Find every line with the word "title". Copy those lines.

## Begin

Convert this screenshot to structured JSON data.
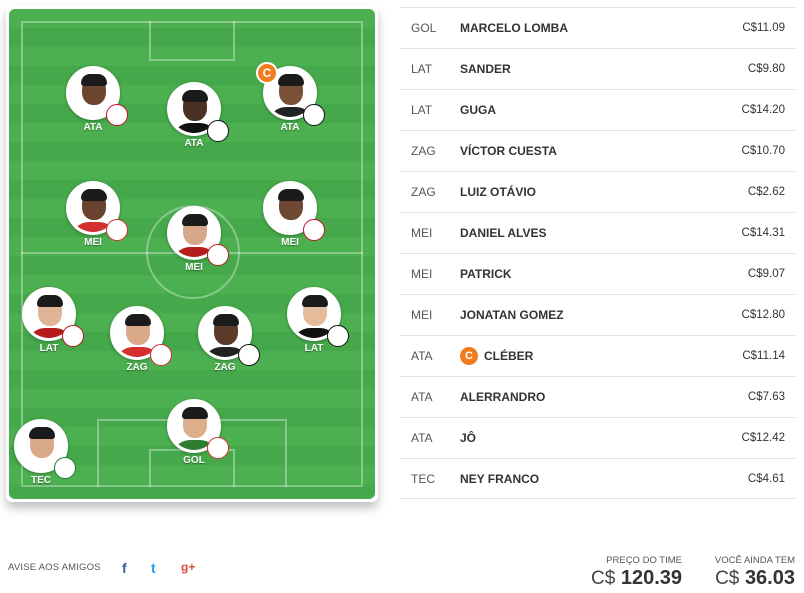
{
  "field": {
    "players": [
      {
        "id": "ata1",
        "pos": "ATA",
        "skin": "#6b4530",
        "shirt": "#ffffff",
        "badge": "RB",
        "badge_color": "#c8102e"
      },
      {
        "id": "ata2",
        "pos": "ATA",
        "skin": "#4a3124",
        "shirt": "#111111",
        "badge": "SC",
        "badge_color": "#111111"
      },
      {
        "id": "ata3",
        "pos": "ATA",
        "skin": "#7a5038",
        "shirt": "#222222",
        "badge": "CE",
        "badge_color": "#111111",
        "captain": "C"
      },
      {
        "id": "mei1",
        "pos": "MEI",
        "skin": "#6a4330",
        "shirt": "#d32f2f",
        "badge": "SCI",
        "badge_color": "#d32f2f"
      },
      {
        "id": "mei2",
        "pos": "MEI",
        "skin": "#d6a78a",
        "shirt": "#b71c1c",
        "badge": "SR",
        "badge_color": "#b71c1c"
      },
      {
        "id": "mei3",
        "pos": "MEI",
        "skin": "#6e4833",
        "shirt": "#ffffff",
        "badge": "SPFC",
        "badge_color": "#c8102e"
      },
      {
        "id": "lat1",
        "pos": "LAT",
        "skin": "#e0b496",
        "shirt": "#b71c1c",
        "badge": "SR",
        "badge_color": "#b71c1c"
      },
      {
        "id": "zag1",
        "pos": "ZAG",
        "skin": "#d9a888",
        "shirt": "#d32f2f",
        "badge": "SCI",
        "badge_color": "#d32f2f"
      },
      {
        "id": "zag2",
        "pos": "ZAG",
        "skin": "#5a3a28",
        "shirt": "#222222",
        "badge": "CE",
        "badge_color": "#111111"
      },
      {
        "id": "lat2",
        "pos": "LAT",
        "skin": "#e4bc9c",
        "shirt": "#111111",
        "badge": "CAM",
        "badge_color": "#111111"
      },
      {
        "id": "tec",
        "pos": "TEC",
        "skin": "#d9a888",
        "shirt": "#ffffff",
        "badge": "G",
        "badge_color": "#1e7a3c"
      },
      {
        "id": "gol",
        "pos": "GOL",
        "skin": "#dcae8c",
        "shirt": "#2e7d32",
        "badge": "SCI",
        "badge_color": "#d32f2f"
      }
    ]
  },
  "roster": [
    {
      "pos": "GOL",
      "name": "MARCELO LOMBA",
      "price": "C$11.09"
    },
    {
      "pos": "LAT",
      "name": "SANDER",
      "price": "C$9.80"
    },
    {
      "pos": "LAT",
      "name": "GUGA",
      "price": "C$14.20"
    },
    {
      "pos": "ZAG",
      "name": "VÍCTOR CUESTA",
      "price": "C$10.70"
    },
    {
      "pos": "ZAG",
      "name": "LUIZ OTÁVIO",
      "price": "C$2.62"
    },
    {
      "pos": "MEI",
      "name": "DANIEL ALVES",
      "price": "C$14.31"
    },
    {
      "pos": "MEI",
      "name": "PATRICK",
      "price": "C$9.07"
    },
    {
      "pos": "MEI",
      "name": "JONATAN GOMEZ",
      "price": "C$12.80"
    },
    {
      "pos": "ATA",
      "name": "CLÉBER",
      "price": "C$11.14",
      "captain": "C"
    },
    {
      "pos": "ATA",
      "name": "ALERRANDRO",
      "price": "C$7.63"
    },
    {
      "pos": "ATA",
      "name": "JÔ",
      "price": "C$12.42"
    },
    {
      "pos": "TEC",
      "name": "NEY FRANCO",
      "price": "C$4.61"
    }
  ],
  "footer": {
    "share_label": "AVISE AOS AMIGOS",
    "facebook_icon": "f",
    "twitter_icon": "t",
    "gplus_icon": "g+",
    "team_price_label": "PREÇO DO TIME",
    "team_price_currency": "C$",
    "team_price_value": "120.39",
    "remaining_label": "VOCÊ AINDA TEM",
    "remaining_currency": "C$",
    "remaining_value": "36.03"
  },
  "colors": {
    "captain": "#f07c1d",
    "facebook": "#3b5998",
    "twitter": "#1da1f2",
    "gplus": "#dd4b39"
  }
}
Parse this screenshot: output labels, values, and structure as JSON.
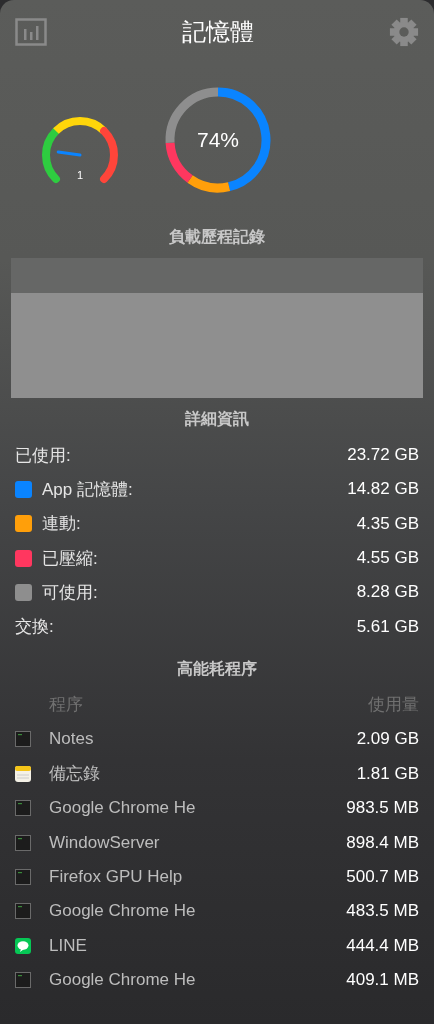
{
  "header": {
    "title": "記憶體"
  },
  "gauge": {
    "reading": "1"
  },
  "donut": {
    "reading": "74%",
    "segments": [
      {
        "color": "#0a84ff"
      },
      {
        "color": "#ff9f0a"
      },
      {
        "color": "#ff375f"
      },
      {
        "color": "#8e8e8e"
      }
    ]
  },
  "history": {
    "title": "負載歷程記錄"
  },
  "details": {
    "title": "詳細資訊",
    "rows": [
      {
        "kind": "plain",
        "label": "已使用:",
        "value": "23.72 GB"
      },
      {
        "kind": "swatch",
        "color": "#0a84ff",
        "label": "App 記憶體:",
        "value": "14.82 GB"
      },
      {
        "kind": "swatch",
        "color": "#ff9f0a",
        "label": "連動:",
        "value": "4.35 GB"
      },
      {
        "kind": "swatch",
        "color": "#ff375f",
        "label": "已壓縮:",
        "value": "4.55 GB"
      },
      {
        "kind": "swatch",
        "color": "#8e8e8e",
        "label": "可使用:",
        "value": "8.28 GB"
      },
      {
        "kind": "plain",
        "label": "交換:",
        "value": "5.61 GB"
      }
    ]
  },
  "top_processes": {
    "title": "高能耗程序",
    "columns": [
      "程序",
      "使用量"
    ],
    "rows": [
      {
        "kind": "terminal",
        "name": "Notes",
        "usage": "2.09 GB"
      },
      {
        "kind": "notes",
        "name": "備忘錄",
        "usage": "1.81 GB"
      },
      {
        "kind": "terminal",
        "name": "Google Chrome He",
        "usage": "983.5 MB"
      },
      {
        "kind": "terminal",
        "name": "WindowServer",
        "usage": "898.4 MB"
      },
      {
        "kind": "terminal",
        "name": "Firefox GPU Help",
        "usage": "500.7 MB"
      },
      {
        "kind": "terminal",
        "name": "Google Chrome He",
        "usage": "483.5 MB"
      },
      {
        "kind": "chat",
        "name": "LINE",
        "usage": "444.4 MB"
      },
      {
        "kind": "terminal",
        "name": "Google Chrome He",
        "usage": "409.1 MB"
      }
    ]
  }
}
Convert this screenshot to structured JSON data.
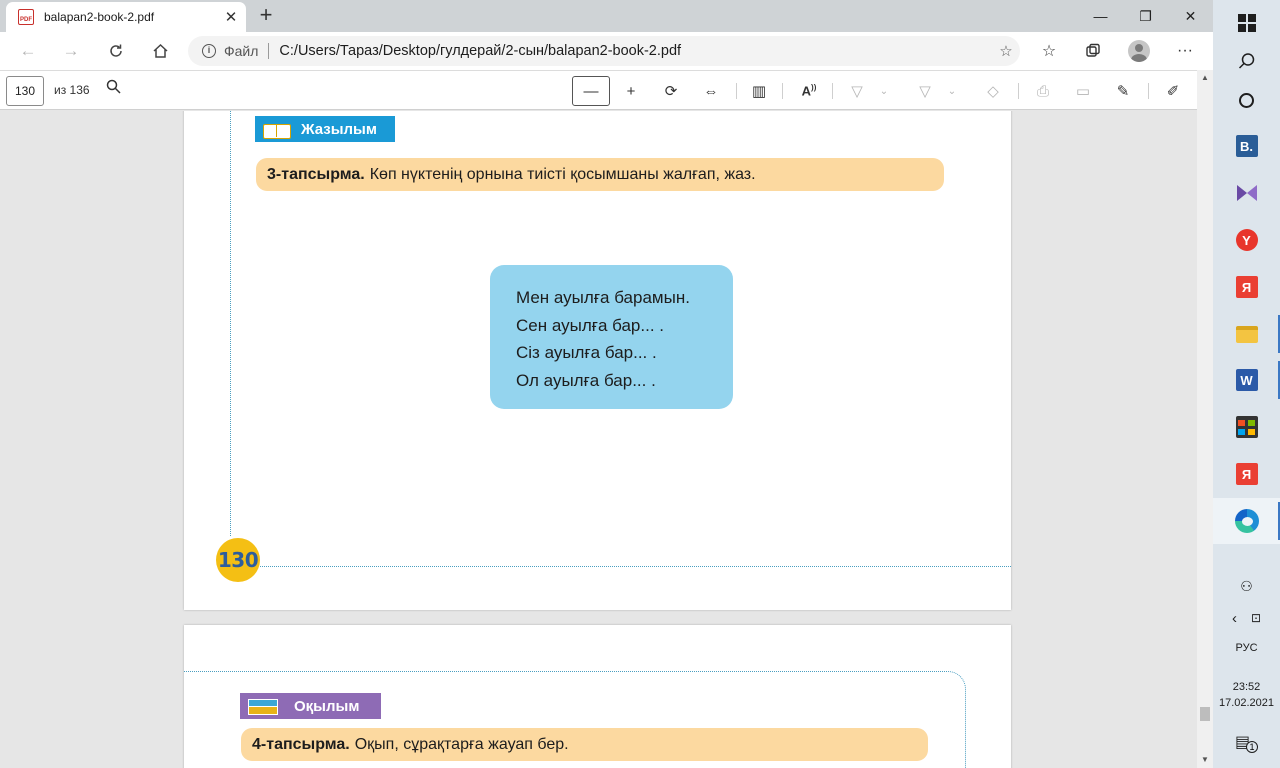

## End

> **Exercise response**:
    "title": "記憶體"
    "title": "負載歷程記錄"
    "title": "詳細資訊",
    "title": "高能耗程序",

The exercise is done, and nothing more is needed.